:: Input ::

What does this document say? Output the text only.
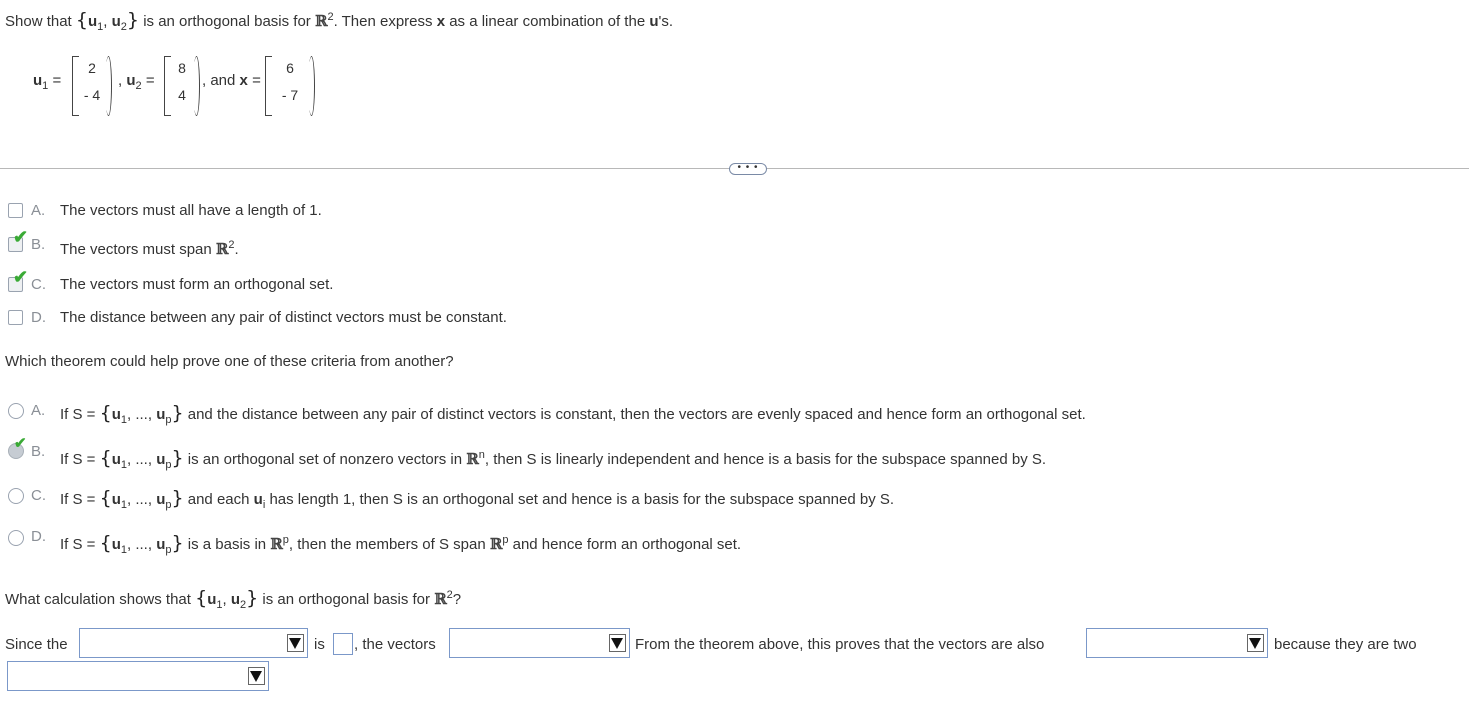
Show that {$u_1$, $u_2$} is an orthogonal basis for ℝ$^2$. Then express x as a linear combination of the u's.
$u_1$ =
2
- 4
, $u_2$ =
8
4
, and x =
6
- 7
• • •
A. The vectors must all have a length of 1.
✔ B. The vectors must span ℝ$^2$.
✔ C. The vectors must form an orthogonal set.
D. The distance between any pair of distinct vectors must be constant.
Which theorem could help prove one of these criteria from another?
A. If $S = \{u_1$, ..., $u_p$} and the distance between any pair of distinct vectors is constant, then the vectors are evenly spaced and hence form an orthogonal set.
✔ B. If $S = \{u_1$, ..., $u_p$} is an orthogonal set of nonzero vectors in ℝ$^n$, then S is linearly independent and hence is a basis for the subspace spanned by S.
C. If $S = \{u_1$, ..., $u_p$} and each $u_i$ has length 1, then S is an orthogonal set and hence is a basis for the subspace spanned by S.
D. If $S = \{u_1$, ..., $u_p$} is a basis in ℝ$^p$, then the members of S span ℝ$^p$ and hence form an orthogonal set.
What calculation shows that {$u_1$, $u_2$} is an orthogonal basis for ℝ$^2$?
Since the	is , the vectors	From the theorem above, this proves that the vectors are also	because they are two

:::

» Task to complete
Write out every line from the entries where "constant" appears.

» Full output
D. The distance between any pair of distinct vectors must be constant.
A. If $S = \{u_1$, ..., $u_p$} and the distance between any pair of distinct vectors is constant, then the vectors are evenly spaced and hence form an orthogonal set.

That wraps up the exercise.